__PROBLEM REQUIREMENTS__: Keep every line where the word "heading" appears; drop the rest.

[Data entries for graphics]
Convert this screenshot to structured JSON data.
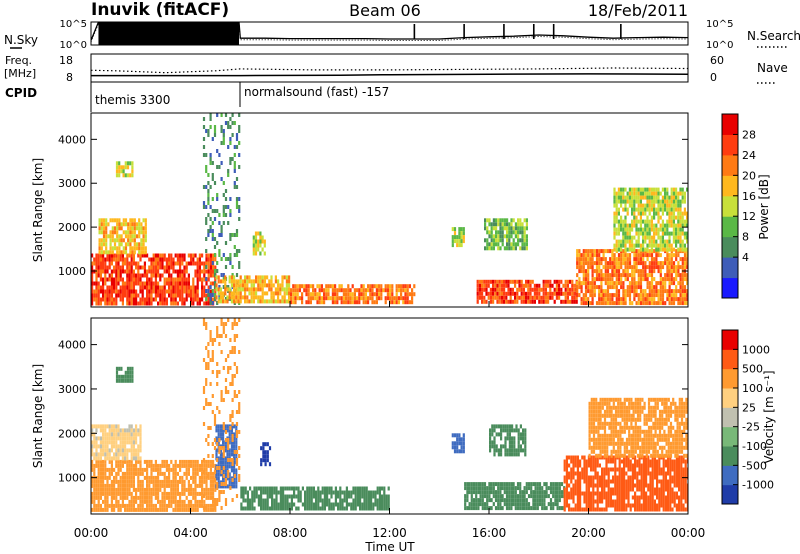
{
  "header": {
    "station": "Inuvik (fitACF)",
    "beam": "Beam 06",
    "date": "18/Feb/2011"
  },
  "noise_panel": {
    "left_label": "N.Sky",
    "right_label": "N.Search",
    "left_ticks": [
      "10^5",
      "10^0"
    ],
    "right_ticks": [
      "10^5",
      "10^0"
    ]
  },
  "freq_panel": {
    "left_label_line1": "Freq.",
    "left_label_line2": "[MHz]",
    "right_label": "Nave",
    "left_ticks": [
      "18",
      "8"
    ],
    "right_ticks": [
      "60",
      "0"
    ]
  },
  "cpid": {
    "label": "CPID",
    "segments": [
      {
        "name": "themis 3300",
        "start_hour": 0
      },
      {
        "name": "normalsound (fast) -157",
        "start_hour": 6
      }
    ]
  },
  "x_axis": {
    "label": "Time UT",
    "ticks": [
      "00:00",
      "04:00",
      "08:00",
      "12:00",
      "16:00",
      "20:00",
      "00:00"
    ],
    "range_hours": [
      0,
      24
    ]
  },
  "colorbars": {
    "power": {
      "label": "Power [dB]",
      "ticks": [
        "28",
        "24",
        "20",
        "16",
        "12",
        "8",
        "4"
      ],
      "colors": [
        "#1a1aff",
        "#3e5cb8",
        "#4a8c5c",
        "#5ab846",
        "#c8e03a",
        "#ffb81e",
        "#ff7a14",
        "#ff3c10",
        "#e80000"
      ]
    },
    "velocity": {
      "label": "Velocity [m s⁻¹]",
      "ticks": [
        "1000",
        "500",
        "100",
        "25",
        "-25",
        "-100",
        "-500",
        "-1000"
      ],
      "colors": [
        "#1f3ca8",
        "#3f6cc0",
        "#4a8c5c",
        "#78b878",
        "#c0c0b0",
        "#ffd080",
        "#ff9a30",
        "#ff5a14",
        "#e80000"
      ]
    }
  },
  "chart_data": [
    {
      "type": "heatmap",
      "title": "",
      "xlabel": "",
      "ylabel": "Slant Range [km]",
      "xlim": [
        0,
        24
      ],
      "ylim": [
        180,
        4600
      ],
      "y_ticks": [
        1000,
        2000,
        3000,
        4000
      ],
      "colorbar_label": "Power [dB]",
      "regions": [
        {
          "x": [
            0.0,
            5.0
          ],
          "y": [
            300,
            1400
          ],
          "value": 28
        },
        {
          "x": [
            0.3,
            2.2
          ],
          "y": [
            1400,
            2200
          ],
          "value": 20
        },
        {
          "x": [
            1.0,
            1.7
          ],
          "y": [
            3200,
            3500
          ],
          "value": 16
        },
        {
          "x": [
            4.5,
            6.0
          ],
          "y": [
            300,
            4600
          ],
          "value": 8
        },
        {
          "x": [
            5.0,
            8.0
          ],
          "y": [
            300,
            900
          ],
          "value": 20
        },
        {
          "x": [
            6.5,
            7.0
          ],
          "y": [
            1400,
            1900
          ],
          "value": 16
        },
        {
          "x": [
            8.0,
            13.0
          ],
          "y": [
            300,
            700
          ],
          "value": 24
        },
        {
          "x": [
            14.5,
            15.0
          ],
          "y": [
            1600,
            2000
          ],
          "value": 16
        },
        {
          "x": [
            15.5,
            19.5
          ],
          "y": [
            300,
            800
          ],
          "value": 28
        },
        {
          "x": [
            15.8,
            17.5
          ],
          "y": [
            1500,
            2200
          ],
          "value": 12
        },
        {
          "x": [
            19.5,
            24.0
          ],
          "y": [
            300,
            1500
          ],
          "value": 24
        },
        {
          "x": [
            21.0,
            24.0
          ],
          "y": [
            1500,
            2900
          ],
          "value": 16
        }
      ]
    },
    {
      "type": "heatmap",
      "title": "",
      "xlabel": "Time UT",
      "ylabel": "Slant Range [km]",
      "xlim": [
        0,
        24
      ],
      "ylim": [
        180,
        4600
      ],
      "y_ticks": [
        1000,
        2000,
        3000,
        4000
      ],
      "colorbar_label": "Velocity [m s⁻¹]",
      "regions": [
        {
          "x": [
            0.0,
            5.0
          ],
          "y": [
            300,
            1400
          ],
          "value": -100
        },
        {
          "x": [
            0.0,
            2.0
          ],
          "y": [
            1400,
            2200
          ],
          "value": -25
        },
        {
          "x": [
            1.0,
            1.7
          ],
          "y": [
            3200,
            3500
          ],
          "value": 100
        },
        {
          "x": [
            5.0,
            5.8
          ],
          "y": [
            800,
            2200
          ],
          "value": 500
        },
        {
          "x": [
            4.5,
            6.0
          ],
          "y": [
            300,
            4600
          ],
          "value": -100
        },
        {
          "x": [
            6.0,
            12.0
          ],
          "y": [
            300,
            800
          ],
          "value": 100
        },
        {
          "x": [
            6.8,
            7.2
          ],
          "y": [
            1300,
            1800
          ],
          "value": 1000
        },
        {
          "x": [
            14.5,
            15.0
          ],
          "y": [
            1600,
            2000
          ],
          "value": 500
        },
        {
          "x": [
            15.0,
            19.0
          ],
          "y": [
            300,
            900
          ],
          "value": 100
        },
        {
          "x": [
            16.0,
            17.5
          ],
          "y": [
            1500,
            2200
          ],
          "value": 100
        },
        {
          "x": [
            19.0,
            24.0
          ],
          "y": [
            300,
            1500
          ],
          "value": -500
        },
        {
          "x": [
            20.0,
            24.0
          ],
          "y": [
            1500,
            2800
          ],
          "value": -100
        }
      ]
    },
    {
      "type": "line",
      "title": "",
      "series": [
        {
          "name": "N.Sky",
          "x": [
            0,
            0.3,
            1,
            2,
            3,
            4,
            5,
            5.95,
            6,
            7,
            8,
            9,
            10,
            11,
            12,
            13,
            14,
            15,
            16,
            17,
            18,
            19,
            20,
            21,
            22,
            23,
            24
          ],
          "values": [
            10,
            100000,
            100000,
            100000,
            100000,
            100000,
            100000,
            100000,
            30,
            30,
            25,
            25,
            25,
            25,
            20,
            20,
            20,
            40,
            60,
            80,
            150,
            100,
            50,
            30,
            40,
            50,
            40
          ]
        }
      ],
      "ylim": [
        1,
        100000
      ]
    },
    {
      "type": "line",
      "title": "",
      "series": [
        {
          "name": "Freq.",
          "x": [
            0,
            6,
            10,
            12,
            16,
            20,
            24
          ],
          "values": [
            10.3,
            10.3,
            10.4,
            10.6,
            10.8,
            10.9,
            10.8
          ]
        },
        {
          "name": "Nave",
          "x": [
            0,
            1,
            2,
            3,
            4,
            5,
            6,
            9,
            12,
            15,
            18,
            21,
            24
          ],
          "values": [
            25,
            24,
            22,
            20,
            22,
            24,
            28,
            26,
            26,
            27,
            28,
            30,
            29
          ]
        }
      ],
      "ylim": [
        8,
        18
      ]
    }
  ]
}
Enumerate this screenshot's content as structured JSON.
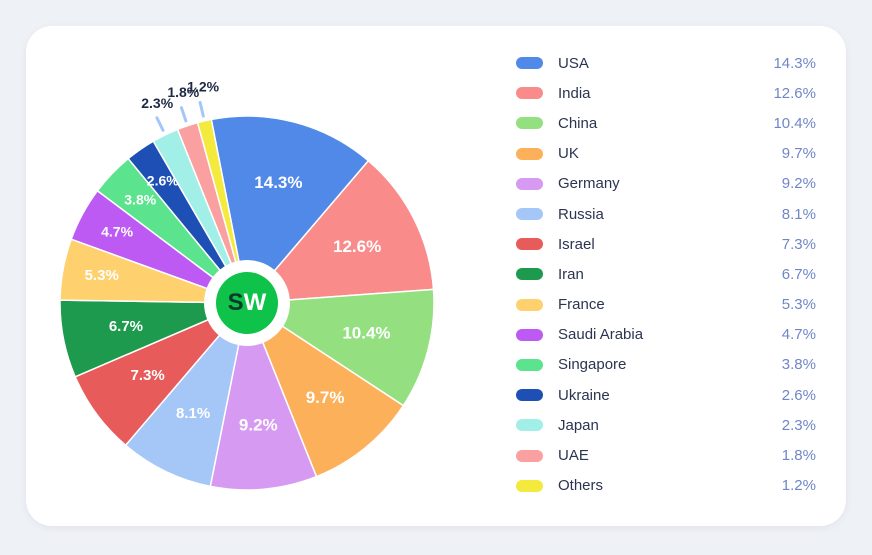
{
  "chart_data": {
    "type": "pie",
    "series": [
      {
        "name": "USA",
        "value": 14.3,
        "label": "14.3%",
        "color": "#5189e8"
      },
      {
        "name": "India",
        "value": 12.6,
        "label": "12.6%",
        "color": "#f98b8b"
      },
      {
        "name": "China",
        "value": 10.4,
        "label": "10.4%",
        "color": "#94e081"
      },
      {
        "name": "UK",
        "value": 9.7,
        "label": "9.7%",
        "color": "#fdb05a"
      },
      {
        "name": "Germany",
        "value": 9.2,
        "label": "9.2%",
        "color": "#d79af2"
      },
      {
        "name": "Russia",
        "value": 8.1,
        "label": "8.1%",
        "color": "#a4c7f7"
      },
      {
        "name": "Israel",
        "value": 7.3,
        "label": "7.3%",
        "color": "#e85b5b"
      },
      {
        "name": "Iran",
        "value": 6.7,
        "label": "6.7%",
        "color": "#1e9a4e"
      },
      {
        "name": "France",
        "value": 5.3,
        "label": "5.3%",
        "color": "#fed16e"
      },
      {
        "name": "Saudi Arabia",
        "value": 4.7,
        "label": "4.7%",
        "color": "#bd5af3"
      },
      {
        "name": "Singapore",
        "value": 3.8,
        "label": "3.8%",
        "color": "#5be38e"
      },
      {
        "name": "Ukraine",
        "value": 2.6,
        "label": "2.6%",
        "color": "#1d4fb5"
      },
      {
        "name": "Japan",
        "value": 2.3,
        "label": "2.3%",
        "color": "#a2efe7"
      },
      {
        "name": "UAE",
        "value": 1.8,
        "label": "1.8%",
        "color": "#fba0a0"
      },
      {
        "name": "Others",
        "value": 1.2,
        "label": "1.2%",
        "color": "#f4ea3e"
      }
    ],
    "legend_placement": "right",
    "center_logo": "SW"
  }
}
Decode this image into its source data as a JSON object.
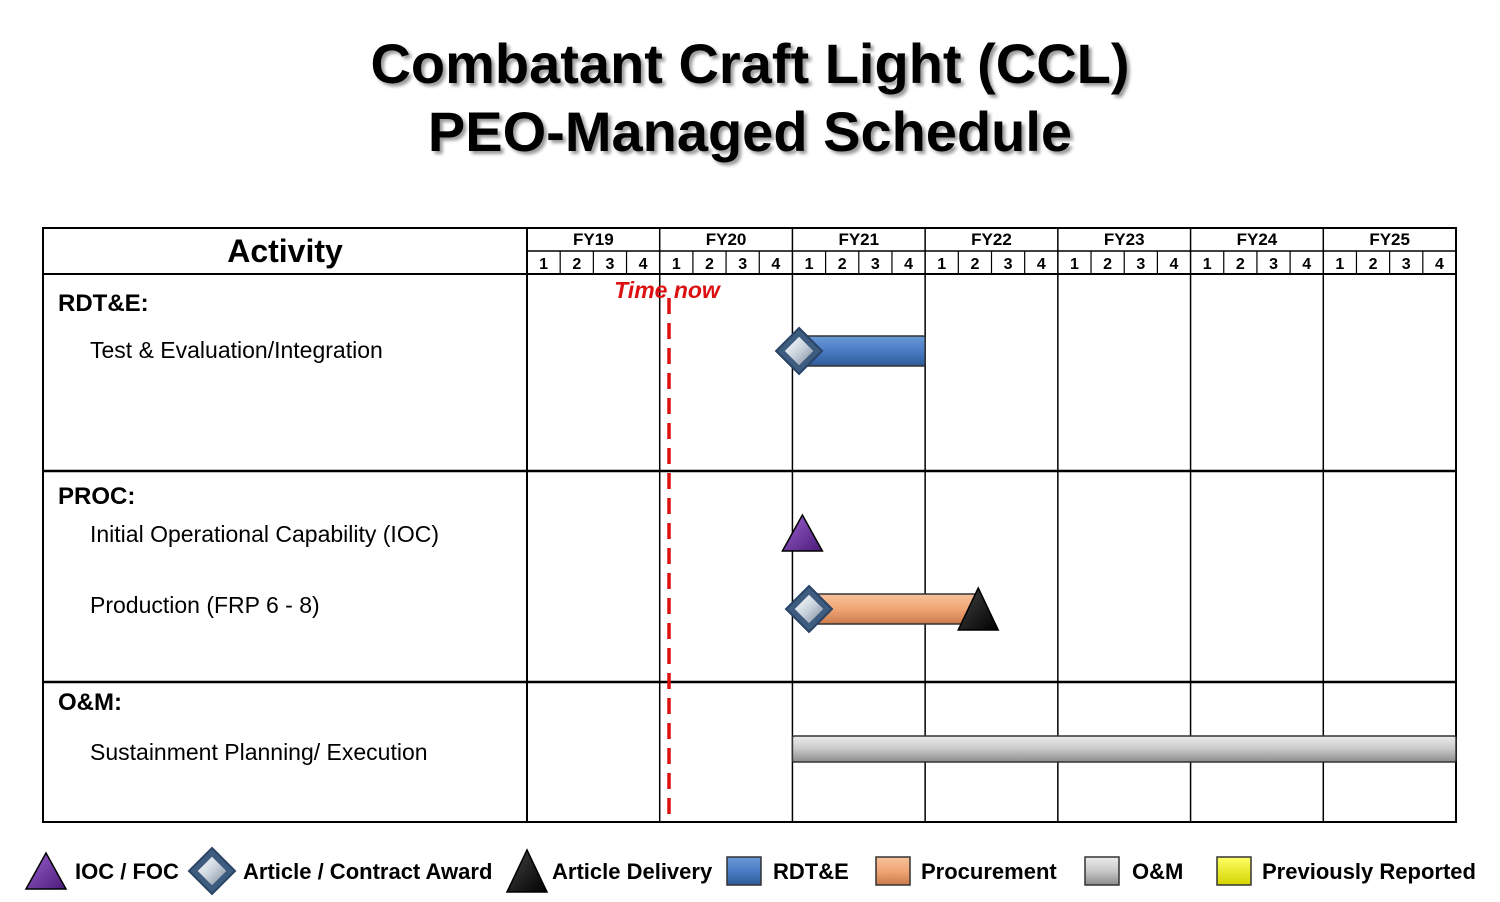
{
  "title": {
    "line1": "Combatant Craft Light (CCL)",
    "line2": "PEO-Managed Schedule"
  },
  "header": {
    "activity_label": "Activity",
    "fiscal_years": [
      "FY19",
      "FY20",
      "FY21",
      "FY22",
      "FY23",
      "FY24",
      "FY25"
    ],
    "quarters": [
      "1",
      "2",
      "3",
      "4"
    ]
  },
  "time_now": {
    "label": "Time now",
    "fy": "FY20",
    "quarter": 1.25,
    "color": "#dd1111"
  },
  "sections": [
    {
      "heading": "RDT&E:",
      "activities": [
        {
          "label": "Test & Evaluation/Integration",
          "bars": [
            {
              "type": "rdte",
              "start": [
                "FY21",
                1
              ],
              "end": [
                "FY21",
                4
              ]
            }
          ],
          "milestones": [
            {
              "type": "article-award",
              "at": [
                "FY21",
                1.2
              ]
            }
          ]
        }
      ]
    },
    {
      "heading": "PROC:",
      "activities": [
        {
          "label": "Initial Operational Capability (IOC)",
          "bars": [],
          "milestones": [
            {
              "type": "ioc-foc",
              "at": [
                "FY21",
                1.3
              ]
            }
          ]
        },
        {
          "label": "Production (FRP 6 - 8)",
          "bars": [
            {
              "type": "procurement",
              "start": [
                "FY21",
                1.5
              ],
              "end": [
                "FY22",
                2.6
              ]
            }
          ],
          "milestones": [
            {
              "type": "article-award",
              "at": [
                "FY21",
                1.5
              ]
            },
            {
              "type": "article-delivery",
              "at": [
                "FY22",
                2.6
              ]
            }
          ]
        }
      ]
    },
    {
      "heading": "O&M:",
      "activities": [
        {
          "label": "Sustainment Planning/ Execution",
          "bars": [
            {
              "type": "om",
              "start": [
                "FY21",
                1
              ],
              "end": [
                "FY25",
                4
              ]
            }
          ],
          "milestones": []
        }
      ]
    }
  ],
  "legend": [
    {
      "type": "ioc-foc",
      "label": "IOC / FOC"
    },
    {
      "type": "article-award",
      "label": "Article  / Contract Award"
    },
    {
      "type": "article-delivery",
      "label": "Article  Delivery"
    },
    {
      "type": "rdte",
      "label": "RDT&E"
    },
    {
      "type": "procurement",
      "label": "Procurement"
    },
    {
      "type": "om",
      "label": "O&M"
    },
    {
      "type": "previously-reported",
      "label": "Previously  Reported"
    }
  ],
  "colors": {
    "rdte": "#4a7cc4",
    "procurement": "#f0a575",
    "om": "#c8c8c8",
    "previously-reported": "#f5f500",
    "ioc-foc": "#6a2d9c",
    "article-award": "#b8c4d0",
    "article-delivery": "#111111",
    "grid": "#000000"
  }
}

__CORRECT ANSWER__:
      "heading": "RDT&E:",
      "heading": "PROC:",
      "heading": "O&M:",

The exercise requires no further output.